Data in this exercise:
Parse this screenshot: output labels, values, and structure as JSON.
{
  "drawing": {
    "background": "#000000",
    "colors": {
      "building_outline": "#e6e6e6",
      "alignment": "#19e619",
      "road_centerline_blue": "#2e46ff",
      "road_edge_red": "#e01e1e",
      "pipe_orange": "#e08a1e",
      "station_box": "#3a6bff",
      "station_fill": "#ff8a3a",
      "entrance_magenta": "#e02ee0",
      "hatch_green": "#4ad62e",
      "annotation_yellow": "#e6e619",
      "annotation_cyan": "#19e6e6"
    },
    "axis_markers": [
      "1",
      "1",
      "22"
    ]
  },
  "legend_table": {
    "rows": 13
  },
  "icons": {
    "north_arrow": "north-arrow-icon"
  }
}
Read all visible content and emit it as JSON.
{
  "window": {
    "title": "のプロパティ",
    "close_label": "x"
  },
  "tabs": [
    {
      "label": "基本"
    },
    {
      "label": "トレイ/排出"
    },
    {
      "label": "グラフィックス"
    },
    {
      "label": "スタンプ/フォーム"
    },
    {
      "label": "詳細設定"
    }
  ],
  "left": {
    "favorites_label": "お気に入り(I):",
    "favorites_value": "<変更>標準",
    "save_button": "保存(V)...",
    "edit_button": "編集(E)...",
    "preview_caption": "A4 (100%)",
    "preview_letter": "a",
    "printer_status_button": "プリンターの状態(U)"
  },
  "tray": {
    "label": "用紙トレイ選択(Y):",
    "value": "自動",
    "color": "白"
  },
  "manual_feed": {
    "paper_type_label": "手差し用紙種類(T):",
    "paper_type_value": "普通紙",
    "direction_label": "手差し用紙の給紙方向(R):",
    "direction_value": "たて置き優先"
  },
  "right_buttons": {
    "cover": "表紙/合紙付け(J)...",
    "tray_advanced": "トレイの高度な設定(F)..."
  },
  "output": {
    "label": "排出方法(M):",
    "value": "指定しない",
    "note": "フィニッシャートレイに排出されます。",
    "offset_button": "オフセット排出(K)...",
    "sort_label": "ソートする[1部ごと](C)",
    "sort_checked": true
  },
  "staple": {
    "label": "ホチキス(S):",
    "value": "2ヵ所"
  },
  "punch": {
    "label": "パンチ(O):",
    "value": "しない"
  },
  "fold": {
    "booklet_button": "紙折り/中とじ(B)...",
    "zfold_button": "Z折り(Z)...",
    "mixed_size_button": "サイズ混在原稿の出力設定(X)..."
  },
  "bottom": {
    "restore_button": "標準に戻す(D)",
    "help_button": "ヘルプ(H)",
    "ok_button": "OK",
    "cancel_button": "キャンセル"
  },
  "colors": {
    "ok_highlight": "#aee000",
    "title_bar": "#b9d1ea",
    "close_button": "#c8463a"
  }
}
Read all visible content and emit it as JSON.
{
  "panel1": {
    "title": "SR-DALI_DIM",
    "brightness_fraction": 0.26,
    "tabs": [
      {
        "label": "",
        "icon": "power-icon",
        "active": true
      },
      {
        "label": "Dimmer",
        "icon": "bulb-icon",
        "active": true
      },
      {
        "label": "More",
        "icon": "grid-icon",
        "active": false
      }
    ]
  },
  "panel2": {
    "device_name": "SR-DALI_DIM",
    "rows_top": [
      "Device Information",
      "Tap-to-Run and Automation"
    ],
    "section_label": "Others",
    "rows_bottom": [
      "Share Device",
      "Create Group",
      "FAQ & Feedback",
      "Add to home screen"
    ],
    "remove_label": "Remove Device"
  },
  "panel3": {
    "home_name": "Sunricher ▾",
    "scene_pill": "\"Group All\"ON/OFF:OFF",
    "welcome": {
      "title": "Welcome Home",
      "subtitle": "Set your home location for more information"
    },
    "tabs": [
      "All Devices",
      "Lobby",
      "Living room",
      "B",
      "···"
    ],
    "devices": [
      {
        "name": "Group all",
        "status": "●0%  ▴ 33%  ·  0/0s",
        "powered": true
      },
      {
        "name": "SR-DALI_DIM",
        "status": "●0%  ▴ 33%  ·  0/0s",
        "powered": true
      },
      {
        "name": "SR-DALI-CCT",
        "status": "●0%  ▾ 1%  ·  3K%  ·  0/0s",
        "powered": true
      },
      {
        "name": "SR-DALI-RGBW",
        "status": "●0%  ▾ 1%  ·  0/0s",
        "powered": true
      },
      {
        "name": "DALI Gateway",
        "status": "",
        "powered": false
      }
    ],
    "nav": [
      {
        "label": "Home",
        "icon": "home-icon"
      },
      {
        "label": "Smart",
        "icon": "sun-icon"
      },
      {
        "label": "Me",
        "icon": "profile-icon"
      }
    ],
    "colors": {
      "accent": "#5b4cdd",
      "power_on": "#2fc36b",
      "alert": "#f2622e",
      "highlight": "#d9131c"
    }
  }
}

Stated task:
Quote the data in full, keeping each word unchanged.

Exercise solution:
Parse this screenshot: output labels, values, and structure as JSON.
{
  "drawing": {
    "background": "#000000",
    "colors": {
      "building_outline": "#e6e6e6",
      "alignment": "#19e619",
      "road_centerline_blue": "#2e46ff",
      "road_edge_red": "#e01e1e",
      "pipe_orange": "#e08a1e",
      "station_box": "#3a6bff",
      "station_fill": "#ff8a3a",
      "entrance_magenta": "#e02ee0",
      "hatch_green": "#4ad62e",
      "annotation_yellow": "#e6e619",
      "annotation_cyan": "#19e6e6"
    },
    "axis_markers": [
      "1",
      "1",
      "22"
    ]
  },
  "legend_table": {
    "rows": 13
  },
  "icons": {
    "north_arrow": "north-arrow-icon"
  }
}
Read all visible content and emit it as JSON.
{
  "window": {
    "title": "のプロパティ",
    "close_label": "x"
  },
  "tabs": [
    {
      "label": "基本"
    },
    {
      "label": "トレイ/排出"
    },
    {
      "label": "グラフィックス"
    },
    {
      "label": "スタンプ/フォーム"
    },
    {
      "label": "詳細設定"
    }
  ],
  "left": {
    "favorites_label": "お気に入り(I):",
    "favorites_value": "<変更>標準",
    "save_button": "保存(V)...",
    "edit_button": "編集(E)...",
    "preview_caption": "A4 (100%)",
    "preview_letter": "a",
    "printer_status_button": "プリンターの状態(U)"
  },
  "tray": {
    "label": "用紙トレイ選択(Y):",
    "value": "自動",
    "color": "白"
  },
  "manual_feed": {
    "paper_type_label": "手差し用紙種類(T):",
    "paper_type_value": "普通紙",
    "direction_label": "手差し用紙の給紙方向(R):",
    "direction_value": "たて置き優先"
  },
  "right_buttons": {
    "cover": "表紙/合紙付け(J)...",
    "tray_advanced": "トレイの高度な設定(F)..."
  },
  "output": {
    "label": "排出方法(M):",
    "value": "指定しない",
    "note": "フィニッシャートレイに排出されます。",
    "offset_button": "オフセット排出(K)...",
    "sort_label": "ソートする[1部ごと](C)",
    "sort_checked": true
  },
  "staple": {
    "label": "ホチキス(S):",
    "value": "2ヵ所"
  },
  "punch": {
    "label": "パンチ(O):",
    "value": "しない"
  },
  "fold": {
    "booklet_button": "紙折り/中とじ(B)...",
    "zfold_button": "Z折り(Z)...",
    "mixed_size_button": "サイズ混在原稿の出力設定(X)..."
  },
  "bottom": {
    "restore_button": "標準に戻す(D)",
    "help_button": "ヘルプ(H)",
    "ok_button": "OK",
    "cancel_button": "キャンセル"
  },
  "colors": {
    "ok_highlight": "#aee000",
    "title_bar": "#b9d1ea",
    "close_button": "#c8463a"
  }
}
Read all visible content and emit it as JSON.
{
  "panel1": {
    "title": "SR-DALI_DIM",
    "brightness_fraction": 0.26,
    "tabs": [
      {
        "label": "",
        "icon": "power-icon",
        "active": true
      },
      {
        "label": "Dimmer",
        "icon": "bulb-icon",
        "active": true
      },
      {
        "label": "More",
        "icon": "grid-icon",
        "active": false
      }
    ]
  },
  "panel2": {
    "device_name": "SR-DALI_DIM",
    "rows_top": [
      "Device Information",
      "Tap-to-Run and Automation"
    ],
    "section_label": "Others",
    "rows_bottom": [
      "Share Device",
      "Create Group",
      "FAQ & Feedback",
      "Add to home screen"
    ],
    "remove_label": "Remove Device"
  },
  "panel3": {
    "home_name": "Sunricher ▾",
    "scene_pill": "\"Group All\"ON/OFF:OFF",
    "welcome": {
      "title": "Welcome Home",
      "subtitle": "Set your home location for more information"
    },
    "tabs": [
      "All Devices",
      "Lobby",
      "Living room",
      "B",
      "···"
    ],
    "devices": [
      {
        "name": "Group all",
        "status": "●0%  ▴ 33%  ·  0/0s",
        "powered": true
      },
      {
        "name": "SR-DALI_DIM",
        "status": "●0%  ▴ 33%  ·  0/0s",
        "powered": true
      },
      {
        "name": "SR-DALI-CCT",
        "status": "●0%  ▾ 1%  ·  3K%  ·  0/0s",
        "powered": true
      },
      {
        "name": "SR-DALI-RGBW",
        "status": "●0%  ▾ 1%  ·  0/0s",
        "powered": true
      },
      {
        "name": "DALI Gateway",
        "status": "",
        "powered": false
      }
    ],
    "nav": [
      {
        "label": "Home",
        "icon": "home-icon"
      },
      {
        "label": "Smart",
        "icon": "sun-icon"
      },
      {
        "label": "Me",
        "icon": "profile-icon"
      }
    ],
    "colors": {
      "accent": "#5b4cdd",
      "power_on": "#2fc36b",
      "alert": "#f2622e",
      "highlight": "#d9131c"
    }
  }
}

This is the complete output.